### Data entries
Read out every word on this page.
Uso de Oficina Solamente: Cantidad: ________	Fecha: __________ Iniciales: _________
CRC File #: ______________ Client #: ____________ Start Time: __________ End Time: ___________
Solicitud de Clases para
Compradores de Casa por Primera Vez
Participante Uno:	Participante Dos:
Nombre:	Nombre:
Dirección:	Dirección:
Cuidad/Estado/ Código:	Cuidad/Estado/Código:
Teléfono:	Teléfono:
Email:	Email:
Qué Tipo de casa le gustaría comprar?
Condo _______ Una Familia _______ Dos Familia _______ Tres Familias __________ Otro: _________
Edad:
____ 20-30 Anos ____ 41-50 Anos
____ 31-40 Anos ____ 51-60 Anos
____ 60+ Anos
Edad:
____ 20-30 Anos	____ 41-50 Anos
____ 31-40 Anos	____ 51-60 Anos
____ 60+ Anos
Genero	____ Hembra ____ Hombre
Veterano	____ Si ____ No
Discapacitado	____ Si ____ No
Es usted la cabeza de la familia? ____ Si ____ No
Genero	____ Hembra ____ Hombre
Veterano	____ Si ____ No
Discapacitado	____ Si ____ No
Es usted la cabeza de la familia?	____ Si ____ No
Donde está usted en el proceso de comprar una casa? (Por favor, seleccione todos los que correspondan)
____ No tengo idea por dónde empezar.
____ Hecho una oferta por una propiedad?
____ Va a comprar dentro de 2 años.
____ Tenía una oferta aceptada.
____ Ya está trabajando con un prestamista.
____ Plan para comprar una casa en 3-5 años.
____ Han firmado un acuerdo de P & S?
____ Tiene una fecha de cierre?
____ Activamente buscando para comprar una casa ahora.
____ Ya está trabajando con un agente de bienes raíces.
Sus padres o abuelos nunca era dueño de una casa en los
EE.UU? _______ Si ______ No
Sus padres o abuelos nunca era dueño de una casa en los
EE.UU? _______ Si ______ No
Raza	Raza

### Work to be completed
Could you quote the material above in full, exactly as it stands?

### Answer to this exercise
Read out every word on this page.
Uso de Oficina Solamente: Cantidad: ________	Fecha: __________ Iniciales: _________
CRC File #: ______________ Client #: ____________ Start Time: __________ End Time: ___________
Solicitud de Clases para
Compradores de Casa por Primera Vez
Participante Uno:	Participante Dos:
Nombre:	Nombre:
Dirección:	Dirección:
Cuidad/Estado/ Código:	Cuidad/Estado/Código:
Teléfono:	Teléfono:
Email:	Email:
Qué Tipo de casa le gustaría comprar?
Condo _______ Una Familia _______ Dos Familia _______ Tres Familias __________ Otro: _________
Edad:
____ 20-30 Anos ____ 41-50 Anos
____ 31-40 Anos ____ 51-60 Anos
____ 60+ Anos
Edad:
____ 20-30 Anos	____ 41-50 Anos
____ 31-40 Anos	____ 51-60 Anos
____ 60+ Anos
Genero	____ Hembra ____ Hombre
Veterano	____ Si ____ No
Discapacitado	____ Si ____ No
Es usted la cabeza de la familia? ____ Si ____ No
Genero	____ Hembra ____ Hombre
Veterano	____ Si ____ No
Discapacitado	____ Si ____ No
Es usted la cabeza de la familia?	____ Si ____ No
Donde está usted en el proceso de comprar una casa? (Por favor, seleccione todos los que correspondan)
____ No tengo idea por dónde empezar.
____ Hecho una oferta por una propiedad?
____ Va a comprar dentro de 2 años.
____ Tenía una oferta aceptada.
____ Ya está trabajando con un prestamista.
____ Plan para comprar una casa en 3-5 años.
____ Han firmado un acuerdo de P & S?
____ Tiene una fecha de cierre?
____ Activamente buscando para comprar una casa ahora.
____ Ya está trabajando con un agente de bienes raíces.
Sus padres o abuelos nunca era dueño de una casa en los
EE.UU? _______ Si ______ No
Sus padres o abuelos nunca era dueño de una casa en los
EE.UU? _______ Si ______ No
Raza	Raza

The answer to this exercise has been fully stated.